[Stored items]
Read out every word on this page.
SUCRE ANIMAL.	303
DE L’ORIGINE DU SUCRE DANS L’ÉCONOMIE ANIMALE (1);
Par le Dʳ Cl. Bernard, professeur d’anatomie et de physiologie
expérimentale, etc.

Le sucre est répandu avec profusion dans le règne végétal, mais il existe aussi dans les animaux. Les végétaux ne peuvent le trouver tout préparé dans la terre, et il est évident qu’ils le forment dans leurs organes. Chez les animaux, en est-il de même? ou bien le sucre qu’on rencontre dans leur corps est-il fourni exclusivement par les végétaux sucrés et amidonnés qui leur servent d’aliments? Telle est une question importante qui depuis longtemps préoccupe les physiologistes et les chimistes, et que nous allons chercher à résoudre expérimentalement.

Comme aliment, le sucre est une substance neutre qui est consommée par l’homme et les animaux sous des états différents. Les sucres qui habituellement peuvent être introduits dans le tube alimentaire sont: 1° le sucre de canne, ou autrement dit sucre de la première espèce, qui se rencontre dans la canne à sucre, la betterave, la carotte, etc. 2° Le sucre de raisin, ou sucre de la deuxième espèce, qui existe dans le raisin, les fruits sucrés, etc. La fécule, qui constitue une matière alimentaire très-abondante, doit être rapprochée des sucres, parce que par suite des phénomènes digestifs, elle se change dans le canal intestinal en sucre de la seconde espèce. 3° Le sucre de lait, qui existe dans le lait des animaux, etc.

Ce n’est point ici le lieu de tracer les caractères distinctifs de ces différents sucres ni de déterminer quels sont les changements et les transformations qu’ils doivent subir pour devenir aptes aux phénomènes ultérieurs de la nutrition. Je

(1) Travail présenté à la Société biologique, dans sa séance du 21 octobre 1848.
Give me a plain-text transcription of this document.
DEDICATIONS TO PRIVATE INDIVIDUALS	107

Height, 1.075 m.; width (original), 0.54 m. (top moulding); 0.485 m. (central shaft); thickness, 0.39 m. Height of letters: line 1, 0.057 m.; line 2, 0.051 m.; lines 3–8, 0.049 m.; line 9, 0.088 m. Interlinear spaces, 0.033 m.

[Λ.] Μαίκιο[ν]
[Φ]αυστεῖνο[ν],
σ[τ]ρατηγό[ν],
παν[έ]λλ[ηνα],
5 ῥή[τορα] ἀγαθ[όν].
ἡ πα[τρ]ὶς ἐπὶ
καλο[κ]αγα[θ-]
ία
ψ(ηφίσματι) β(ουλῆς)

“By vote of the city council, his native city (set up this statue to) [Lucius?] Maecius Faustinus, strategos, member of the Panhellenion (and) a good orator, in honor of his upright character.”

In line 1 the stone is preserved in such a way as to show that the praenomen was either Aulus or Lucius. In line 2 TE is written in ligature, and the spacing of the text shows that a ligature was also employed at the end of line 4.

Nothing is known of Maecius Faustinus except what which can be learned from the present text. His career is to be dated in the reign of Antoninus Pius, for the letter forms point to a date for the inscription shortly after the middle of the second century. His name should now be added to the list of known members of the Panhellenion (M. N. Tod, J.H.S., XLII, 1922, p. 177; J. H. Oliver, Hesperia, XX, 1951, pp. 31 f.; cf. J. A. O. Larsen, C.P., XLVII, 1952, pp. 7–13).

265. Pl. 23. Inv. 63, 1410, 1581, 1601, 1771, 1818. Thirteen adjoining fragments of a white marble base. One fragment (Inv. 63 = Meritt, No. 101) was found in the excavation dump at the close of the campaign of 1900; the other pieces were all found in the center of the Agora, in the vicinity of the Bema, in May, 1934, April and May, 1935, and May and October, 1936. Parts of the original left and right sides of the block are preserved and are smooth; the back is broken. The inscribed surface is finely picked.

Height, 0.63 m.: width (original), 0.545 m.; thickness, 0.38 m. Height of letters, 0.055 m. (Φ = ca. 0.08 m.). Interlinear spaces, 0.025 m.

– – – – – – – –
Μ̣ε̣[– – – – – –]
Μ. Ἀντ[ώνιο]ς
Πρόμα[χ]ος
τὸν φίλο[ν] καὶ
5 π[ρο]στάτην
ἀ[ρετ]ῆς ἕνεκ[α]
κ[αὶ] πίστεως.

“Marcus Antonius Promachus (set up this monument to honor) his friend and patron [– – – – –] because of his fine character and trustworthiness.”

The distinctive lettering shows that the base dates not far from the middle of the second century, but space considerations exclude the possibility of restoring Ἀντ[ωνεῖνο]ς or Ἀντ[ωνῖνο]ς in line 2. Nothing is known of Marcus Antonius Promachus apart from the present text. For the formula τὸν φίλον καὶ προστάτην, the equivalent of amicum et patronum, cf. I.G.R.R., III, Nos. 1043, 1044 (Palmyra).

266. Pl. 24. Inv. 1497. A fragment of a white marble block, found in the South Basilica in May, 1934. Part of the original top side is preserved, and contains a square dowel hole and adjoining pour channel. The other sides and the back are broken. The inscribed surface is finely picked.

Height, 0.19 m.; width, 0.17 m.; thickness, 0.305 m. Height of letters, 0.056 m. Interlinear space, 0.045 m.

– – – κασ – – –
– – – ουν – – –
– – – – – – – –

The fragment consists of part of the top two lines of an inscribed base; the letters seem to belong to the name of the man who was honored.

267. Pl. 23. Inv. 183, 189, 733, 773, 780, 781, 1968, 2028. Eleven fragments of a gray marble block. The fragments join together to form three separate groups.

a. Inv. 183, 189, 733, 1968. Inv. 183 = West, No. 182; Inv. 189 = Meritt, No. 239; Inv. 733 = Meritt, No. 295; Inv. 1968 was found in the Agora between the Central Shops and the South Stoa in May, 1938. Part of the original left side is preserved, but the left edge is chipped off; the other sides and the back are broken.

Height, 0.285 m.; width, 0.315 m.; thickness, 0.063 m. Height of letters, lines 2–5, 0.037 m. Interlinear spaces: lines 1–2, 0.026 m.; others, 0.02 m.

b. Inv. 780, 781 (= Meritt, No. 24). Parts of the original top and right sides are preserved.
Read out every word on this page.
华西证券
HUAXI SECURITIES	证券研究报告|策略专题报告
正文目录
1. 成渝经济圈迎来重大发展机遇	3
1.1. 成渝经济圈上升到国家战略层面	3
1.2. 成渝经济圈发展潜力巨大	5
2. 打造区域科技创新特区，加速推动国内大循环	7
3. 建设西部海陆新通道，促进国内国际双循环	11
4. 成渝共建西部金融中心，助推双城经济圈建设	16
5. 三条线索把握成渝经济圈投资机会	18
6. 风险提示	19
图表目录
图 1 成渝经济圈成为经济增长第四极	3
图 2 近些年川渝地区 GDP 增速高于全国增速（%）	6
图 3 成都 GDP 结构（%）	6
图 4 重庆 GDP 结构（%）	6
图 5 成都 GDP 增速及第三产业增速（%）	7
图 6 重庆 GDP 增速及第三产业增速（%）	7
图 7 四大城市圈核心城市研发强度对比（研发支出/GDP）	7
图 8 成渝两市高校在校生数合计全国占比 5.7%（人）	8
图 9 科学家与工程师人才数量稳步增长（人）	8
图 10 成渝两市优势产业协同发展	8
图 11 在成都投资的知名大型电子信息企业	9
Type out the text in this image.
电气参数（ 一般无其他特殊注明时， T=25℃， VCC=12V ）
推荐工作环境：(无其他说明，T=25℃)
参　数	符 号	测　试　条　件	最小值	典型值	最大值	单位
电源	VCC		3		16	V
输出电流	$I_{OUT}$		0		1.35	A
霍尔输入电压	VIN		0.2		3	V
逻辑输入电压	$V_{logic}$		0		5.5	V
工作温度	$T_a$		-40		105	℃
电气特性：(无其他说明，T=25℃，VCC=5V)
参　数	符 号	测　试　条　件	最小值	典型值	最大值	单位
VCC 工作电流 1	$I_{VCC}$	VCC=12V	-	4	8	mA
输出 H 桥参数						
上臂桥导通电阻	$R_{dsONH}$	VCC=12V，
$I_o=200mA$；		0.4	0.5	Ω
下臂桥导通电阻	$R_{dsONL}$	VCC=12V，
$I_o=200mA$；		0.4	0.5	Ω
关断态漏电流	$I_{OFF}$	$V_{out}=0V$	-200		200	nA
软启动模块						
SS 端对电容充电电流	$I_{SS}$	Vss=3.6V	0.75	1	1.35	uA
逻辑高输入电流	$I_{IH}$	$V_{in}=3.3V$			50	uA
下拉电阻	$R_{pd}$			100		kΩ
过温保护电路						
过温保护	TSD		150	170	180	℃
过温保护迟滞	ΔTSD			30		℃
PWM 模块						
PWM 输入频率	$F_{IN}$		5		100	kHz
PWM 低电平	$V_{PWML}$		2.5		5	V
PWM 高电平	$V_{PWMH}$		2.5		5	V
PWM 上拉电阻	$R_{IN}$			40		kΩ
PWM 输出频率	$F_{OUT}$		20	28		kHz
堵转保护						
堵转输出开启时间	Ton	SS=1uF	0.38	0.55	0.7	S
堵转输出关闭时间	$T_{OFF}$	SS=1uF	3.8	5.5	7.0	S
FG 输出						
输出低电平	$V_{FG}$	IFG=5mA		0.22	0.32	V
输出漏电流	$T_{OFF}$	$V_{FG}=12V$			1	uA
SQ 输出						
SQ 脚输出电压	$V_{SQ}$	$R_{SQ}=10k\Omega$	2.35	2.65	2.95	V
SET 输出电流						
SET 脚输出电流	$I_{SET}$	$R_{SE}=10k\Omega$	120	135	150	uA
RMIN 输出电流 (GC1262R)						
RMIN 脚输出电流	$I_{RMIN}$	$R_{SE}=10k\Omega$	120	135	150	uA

→ **PROBLEM**: Where a line above holds the string "Lucius", show that line.

→ **TASK RESPONSE**:
“By vote of the city council, his native city (set up this statue to) [Lucius?] Maecius Faustinus, strategos, member of the Panhellenion (and) a good orator, in honor of his upright character.”
In line 1 the stone is preserved in such a way as to show that the praenomen was either Aulus or Lucius. In line 2 TE is written in ligature, and the spacing of the text shows that a ligature was also employed at the end of line 4.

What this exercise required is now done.